A block of data:
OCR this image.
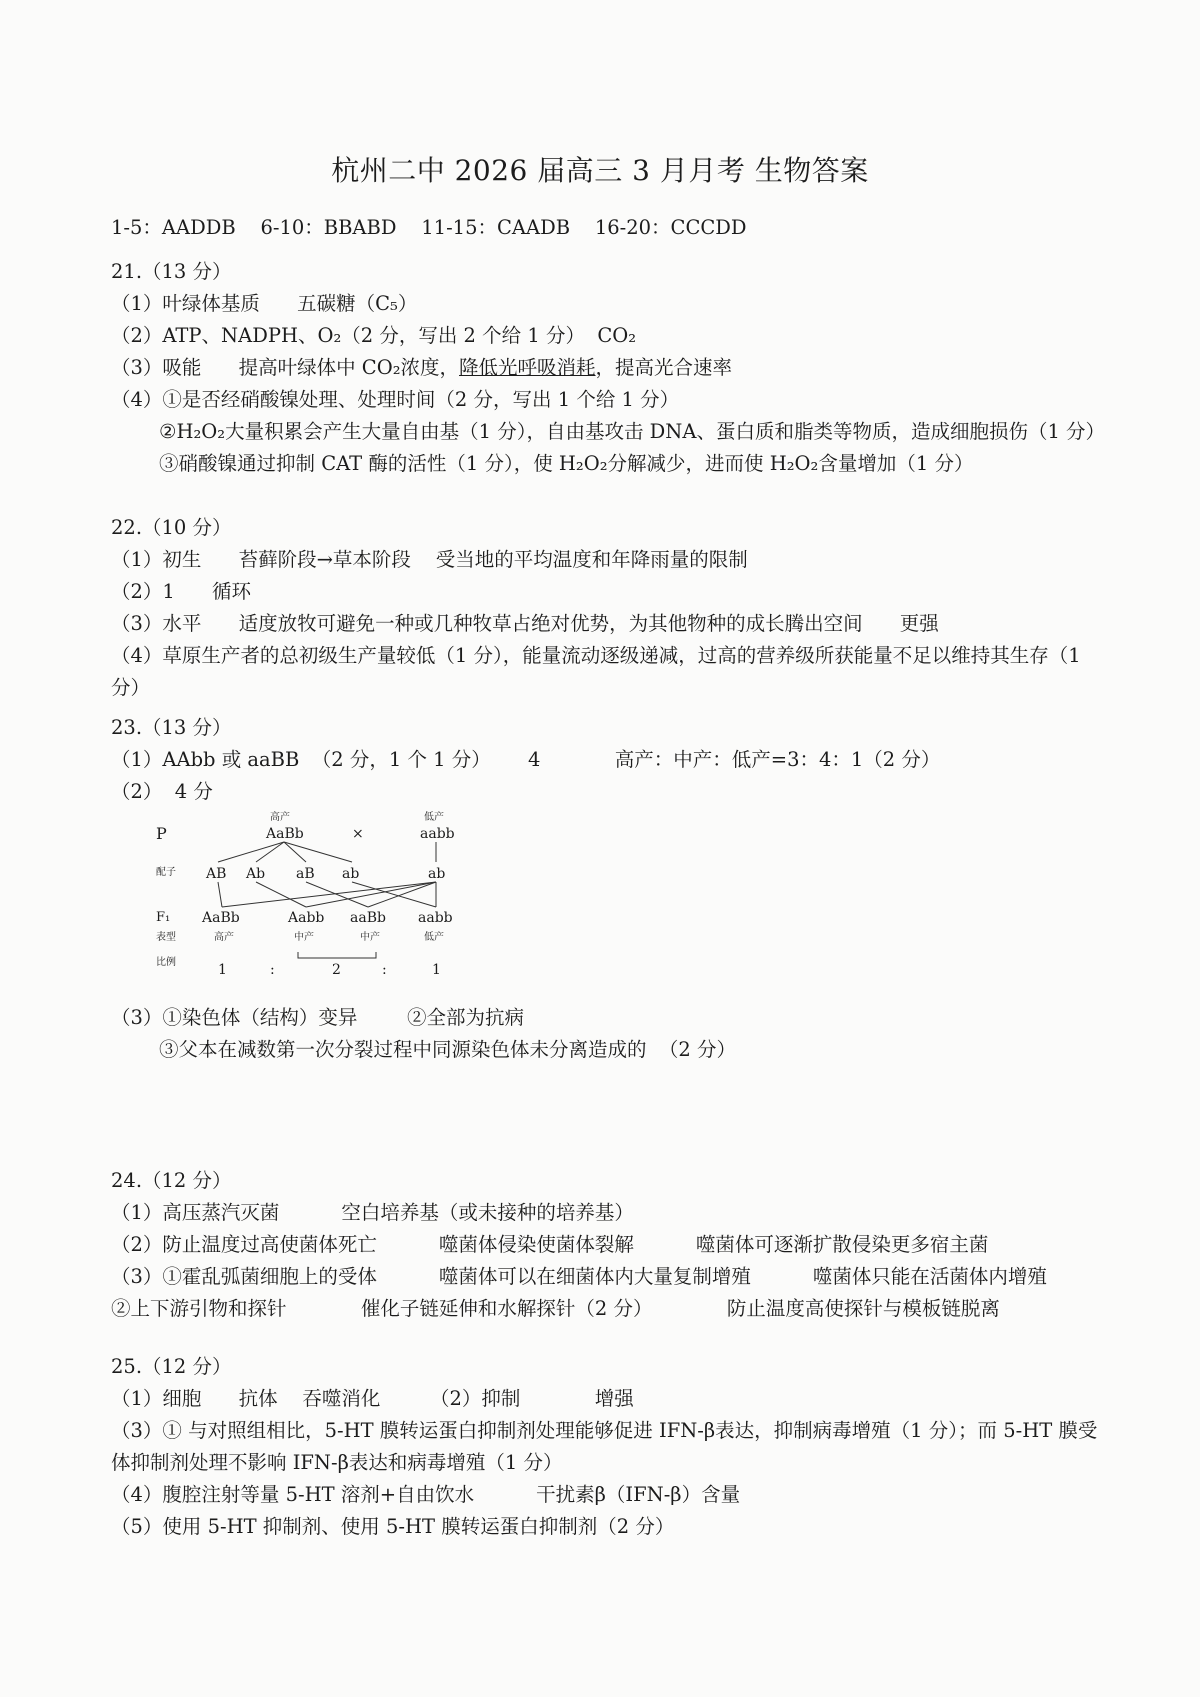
杭州二中 2026 届高三 3 月月考 生物答案
1-5：AADDB    6-10：BBABD    11-15：CAADB    16-20：CCCDD
21.（13 分）
（1）叶绿体基质      五碳糖（C₅）
（2）ATP、NADPH、O₂（2 分，写出 2 个给 1 分）  CO₂
（3）吸能      提高叶绿体中 CO₂浓度，降低光呼吸消耗，提高光合速率
（4）①是否经硝酸镍处理、处理时间（2 分，写出 1 个给 1 分）
②H₂O₂大量积累会产生大量自由基（1 分），自由基攻击 DNA、蛋白质和脂类等物质，造成细胞损伤（1 分）
③硝酸镍通过抑制 CAT 酶的活性（1 分），使 H₂O₂分解减少，进而使 H₂O₂含量增加（1 分）
22.（10 分）
（1）初生      苔藓阶段→草本阶段    受当地的平均温度和年降雨量的限制
（2）1      循环
（3）水平      适度放牧可避免一种或几种牧草占绝对优势，为其他物种的成长腾出空间      更强
（4）草原生产者的总初级生产量较低（1 分），能量流动逐级递减，过高的营养级所获能量不足以维持其生存（1 分）
23.（13 分）
（1）AAbb 或 aaBB  （2 分，1 个 1 分）      4            高产：中产：低产=3：4：1（2 分）
（2）  4 分
P
高产
AaBb	×
低产
aabb
配子 AB Ab aB ab	ab
F₁ AaBb	Aabb aaBb aabb
表型	高产	中产	中产	低产
比例	1	:	2	:	1
（3）①染色体（结构）变异        ②全部为抗病
③父本在减数第一次分裂过程中同源染色体未分离造成的  （2 分）
24.（12 分）
（1）高压蒸汽灭菌          空白培养基（或未接种的培养基）
（2）防止温度过高使菌体死亡          噬菌体侵染使菌体裂解          噬菌体可逐渐扩散侵染更多宿主菌
（3）①霍乱弧菌细胞上的受体          噬菌体可以在细菌体内大量复制增殖          噬菌体只能在活菌体内增殖
②上下游引物和探针            催化子链延伸和水解探针（2 分）            防止温度高使探针与模板链脱离
25.（12 分）
（1）细胞      抗体    吞噬消化        （2）抑制            增强
（3）① 与对照组相比，5-HT 膜转运蛋白抑制剂处理能够促进 IFN-β表达，抑制病毒增殖（1 分）；而 5-HT 膜受体抑制剂处理不影响 IFN-β表达和病毒增殖（1 分）
（4）腹腔注射等量 5-HT 溶剂+自由饮水          干扰素β（IFN-β）含量
（5）使用 5-HT 抑制剂、使用 5-HT 膜转运蛋白抑制剂（2 分）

- _Set problem_
Quote all the records verbatim, dropping any pictures from your copy.

- _The completed task_
OCR this image.
杭州二中 2026 届高三 3 月月考 生物答案
1-5：AADDB    6-10：BBABD    11-15：CAADB    16-20：CCCDD
21.（13 分）
（1）叶绿体基质      五碳糖（C₅）
（2）ATP、NADPH、O₂（2 分，写出 2 个给 1 分）  CO₂
（3）吸能      提高叶绿体中 CO₂浓度，降低光呼吸消耗，提高光合速率
（4）①是否经硝酸镍处理、处理时间（2 分，写出 1 个给 1 分）
②H₂O₂大量积累会产生大量自由基（1 分），自由基攻击 DNA、蛋白质和脂类等物质，造成细胞损伤（1 分）
③硝酸镍通过抑制 CAT 酶的活性（1 分），使 H₂O₂分解减少，进而使 H₂O₂含量增加（1 分）
22.（10 分）
（1）初生      苔藓阶段→草本阶段    受当地的平均温度和年降雨量的限制
（2）1      循环
（3）水平      适度放牧可避免一种或几种牧草占绝对优势，为其他物种的成长腾出空间      更强
（4）草原生产者的总初级生产量较低（1 分），能量流动逐级递减，过高的营养级所获能量不足以维持其生存（1 分）
23.（13 分）
（1）AAbb 或 aaBB  （2 分，1 个 1 分）      4            高产：中产：低产=3：4：1（2 分）
（2）  4 分
P
高产
AaBb	×
低产
aabb
配子 AB Ab aB ab	ab
F₁ AaBb	Aabb aaBb aabb
表型	高产	中产	中产	低产
比例	1	:	2	:	1
（3）①染色体（结构）变异        ②全部为抗病
③父本在减数第一次分裂过程中同源染色体未分离造成的  （2 分）
24.（12 分）
（1）高压蒸汽灭菌          空白培养基（或未接种的培养基）
（2）防止温度过高使菌体死亡          噬菌体侵染使菌体裂解          噬菌体可逐渐扩散侵染更多宿主菌
（3）①霍乱弧菌细胞上的受体          噬菌体可以在细菌体内大量复制增殖          噬菌体只能在活菌体内增殖
②上下游引物和探针            催化子链延伸和水解探针（2 分）            防止温度高使探针与模板链脱离
25.（12 分）
（1）细胞      抗体    吞噬消化        （2）抑制            增强
（3）① 与对照组相比，5-HT 膜转运蛋白抑制剂处理能够促进 IFN-β表达，抑制病毒增殖（1 分）；而 5-HT 膜受体抑制剂处理不影响 IFN-β表达和病毒增殖（1 分）
（4）腹腔注射等量 5-HT 溶剂+自由饮水          干扰素β（IFN-β）含量
（5）使用 5-HT 抑制剂、使用 5-HT 膜转运蛋白抑制剂（2 分）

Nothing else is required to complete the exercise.